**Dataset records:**
· · ·

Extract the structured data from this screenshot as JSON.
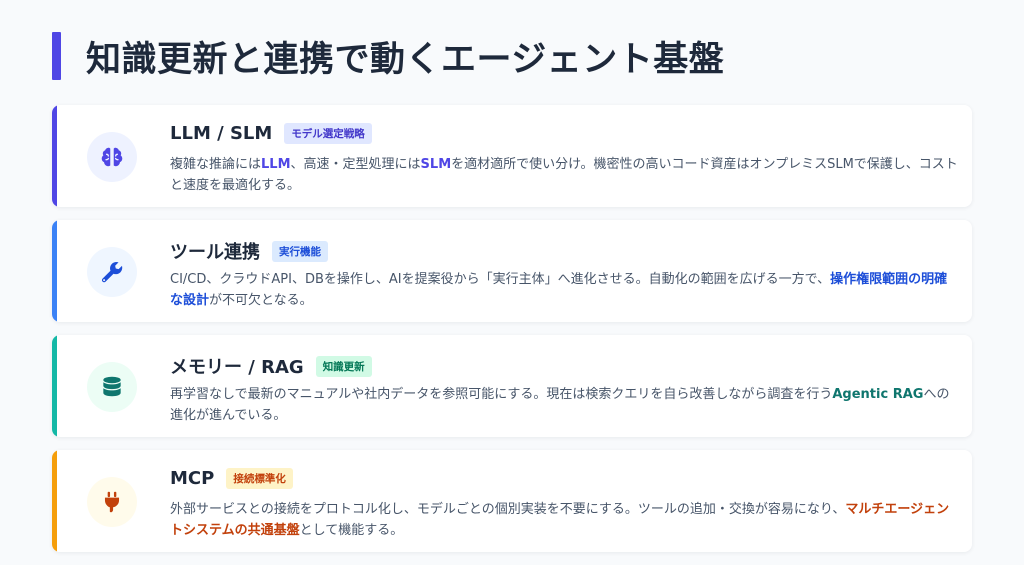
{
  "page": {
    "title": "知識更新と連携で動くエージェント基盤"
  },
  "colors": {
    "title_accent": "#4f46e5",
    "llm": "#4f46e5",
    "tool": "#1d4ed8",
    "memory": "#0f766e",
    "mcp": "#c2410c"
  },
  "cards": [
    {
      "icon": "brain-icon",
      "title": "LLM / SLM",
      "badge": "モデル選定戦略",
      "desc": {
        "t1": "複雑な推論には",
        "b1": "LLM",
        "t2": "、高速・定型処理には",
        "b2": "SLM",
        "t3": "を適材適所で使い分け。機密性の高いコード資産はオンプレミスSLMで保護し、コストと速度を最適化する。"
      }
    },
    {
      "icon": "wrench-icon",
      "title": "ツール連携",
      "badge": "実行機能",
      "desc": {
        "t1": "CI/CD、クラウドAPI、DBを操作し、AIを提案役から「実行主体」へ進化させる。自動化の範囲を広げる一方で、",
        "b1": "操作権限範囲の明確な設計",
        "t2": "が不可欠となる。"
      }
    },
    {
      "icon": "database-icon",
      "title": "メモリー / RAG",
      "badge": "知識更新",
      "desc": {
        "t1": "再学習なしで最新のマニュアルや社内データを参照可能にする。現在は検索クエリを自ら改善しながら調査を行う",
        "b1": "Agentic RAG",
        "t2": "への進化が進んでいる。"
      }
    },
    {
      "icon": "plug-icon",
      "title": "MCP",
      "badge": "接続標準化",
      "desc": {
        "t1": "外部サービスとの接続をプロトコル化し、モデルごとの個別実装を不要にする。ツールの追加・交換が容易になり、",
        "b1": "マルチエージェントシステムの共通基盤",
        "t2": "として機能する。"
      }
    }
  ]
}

· · ·

**STATED TASK:**
Images must not appear in the copy; reproduce everything else in the records verbatim.

**ANSWER TO THE EXERCISE:**
Extract the structured data from this screenshot as JSON.
{
  "page": {
    "title": "知識更新と連携で動くエージェント基盤"
  },
  "colors": {
    "title_accent": "#4f46e5",
    "llm": "#4f46e5",
    "tool": "#1d4ed8",
    "memory": "#0f766e",
    "mcp": "#c2410c"
  },
  "cards": [
    {
      "icon": "brain-icon",
      "title": "LLM / SLM",
      "badge": "モデル選定戦略",
      "desc": {
        "t1": "複雑な推論には",
        "b1": "LLM",
        "t2": "、高速・定型処理には",
        "b2": "SLM",
        "t3": "を適材適所で使い分け。機密性の高いコード資産はオンプレミスSLMで保護し、コストと速度を最適化する。"
      }
    },
    {
      "icon": "wrench-icon",
      "title": "ツール連携",
      "badge": "実行機能",
      "desc": {
        "t1": "CI/CD、クラウドAPI、DBを操作し、AIを提案役から「実行主体」へ進化させる。自動化の範囲を広げる一方で、",
        "b1": "操作権限範囲の明確な設計",
        "t2": "が不可欠となる。"
      }
    },
    {
      "icon": "database-icon",
      "title": "メモリー / RAG",
      "badge": "知識更新",
      "desc": {
        "t1": "再学習なしで最新のマニュアルや社内データを参照可能にする。現在は検索クエリを自ら改善しながら調査を行う",
        "b1": "Agentic RAG",
        "t2": "への進化が進んでいる。"
      }
    },
    {
      "icon": "plug-icon",
      "title": "MCP",
      "badge": "接続標準化",
      "desc": {
        "t1": "外部サービスとの接続をプロトコル化し、モデルごとの個別実装を不要にする。ツールの追加・交換が容易になり、",
        "b1": "マルチエージェントシステムの共通基盤",
        "t2": "として機能する。"
      }
    }
  ]
}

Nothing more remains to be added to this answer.